Retype the records below word for word and omit any image.

• [RECORDED DATA]

____

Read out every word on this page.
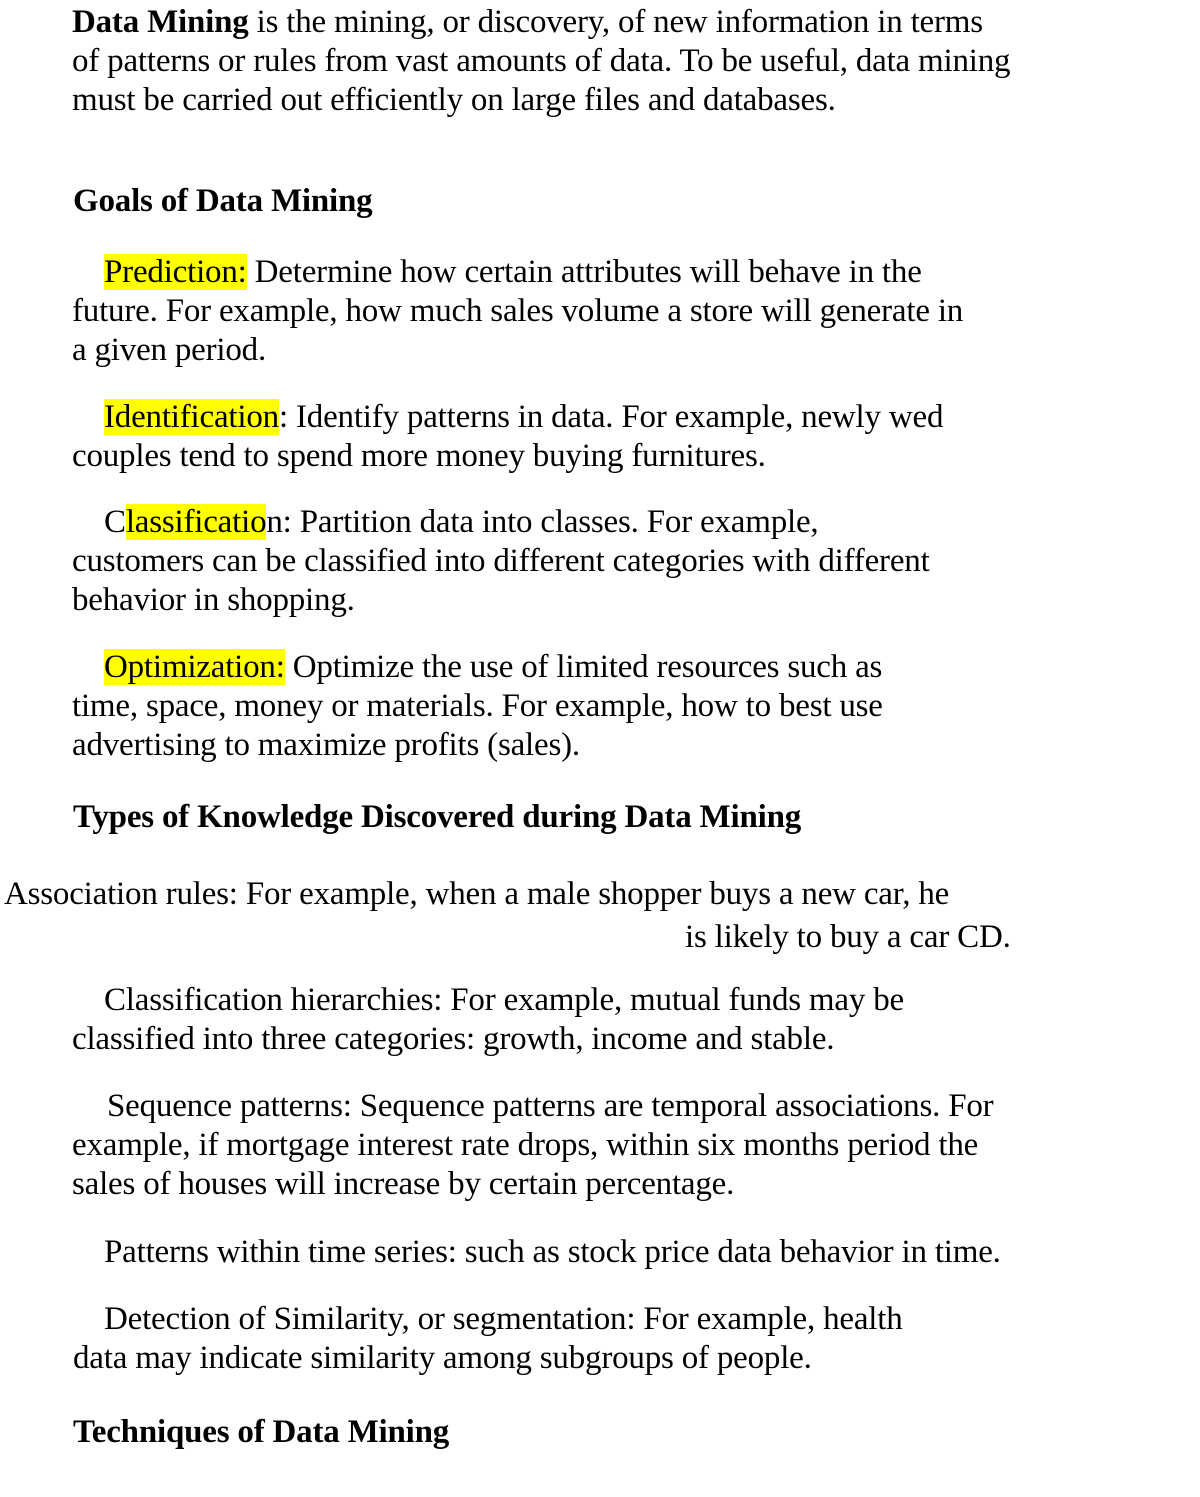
Data Mining is the mining, or discovery, of new information in terms
of patterns or rules from vast amounts of data. To be useful, data mining
must be carried out efficiently on large files and databases.
Goals of Data Mining
Prediction: Determine how certain attributes will behave in the
future. For example, how much sales volume a store will generate in
a given period.
Identification: Identify patterns in data. For example, newly wed
couples tend to spend more money buying furnitures.
Classification: Partition data into classes. For example,
customers can be classified into different categories with different
behavior in shopping.
Optimization: Optimize the use of limited resources such as
time, space, money or materials. For example, how to best use
advertising to maximize profits (sales).
Types of Knowledge Discovered during Data Mining
Association rules: For example, when a male shopper buys a new car, he
is likely to buy a car CD.
Classification hierarchies: For example, mutual funds may be
classified into three categories: growth, income and stable.
Sequence patterns: Sequence patterns are temporal associations. For
example, if mortgage interest rate drops, within six months period the
sales of houses will increase by certain percentage.
Patterns within time series: such as stock price data behavior in time.
Detection of Similarity, or segmentation: For example, health
data may indicate similarity among subgroups of people.
Techniques of Data Mining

____

• [RESULT OF THE EXERCISE]
Read out every word on this page.
Data Mining is the mining, or discovery, of new information in terms
of patterns or rules from vast amounts of data. To be useful, data mining
must be carried out efficiently on large files and databases.
Goals of Data Mining
Prediction: Determine how certain attributes will behave in the
future. For example, how much sales volume a store will generate in
a given period.
Identification: Identify patterns in data. For example, newly wed
couples tend to spend more money buying furnitures.
Classification: Partition data into classes. For example,
customers can be classified into different categories with different
behavior in shopping.
Optimization: Optimize the use of limited resources such as
time, space, money or materials. For example, how to best use
advertising to maximize profits (sales).
Types of Knowledge Discovered during Data Mining
Association rules: For example, when a male shopper buys a new car, he
is likely to buy a car CD.
Classification hierarchies: For example, mutual funds may be
classified into three categories: growth, income and stable.
Sequence patterns: Sequence patterns are temporal associations. For
example, if mortgage interest rate drops, within six months period the
sales of houses will increase by certain percentage.
Patterns within time series: such as stock price data behavior in time.
Detection of Similarity, or segmentation: For example, health
data may indicate similarity among subgroups of people.
Techniques of Data Mining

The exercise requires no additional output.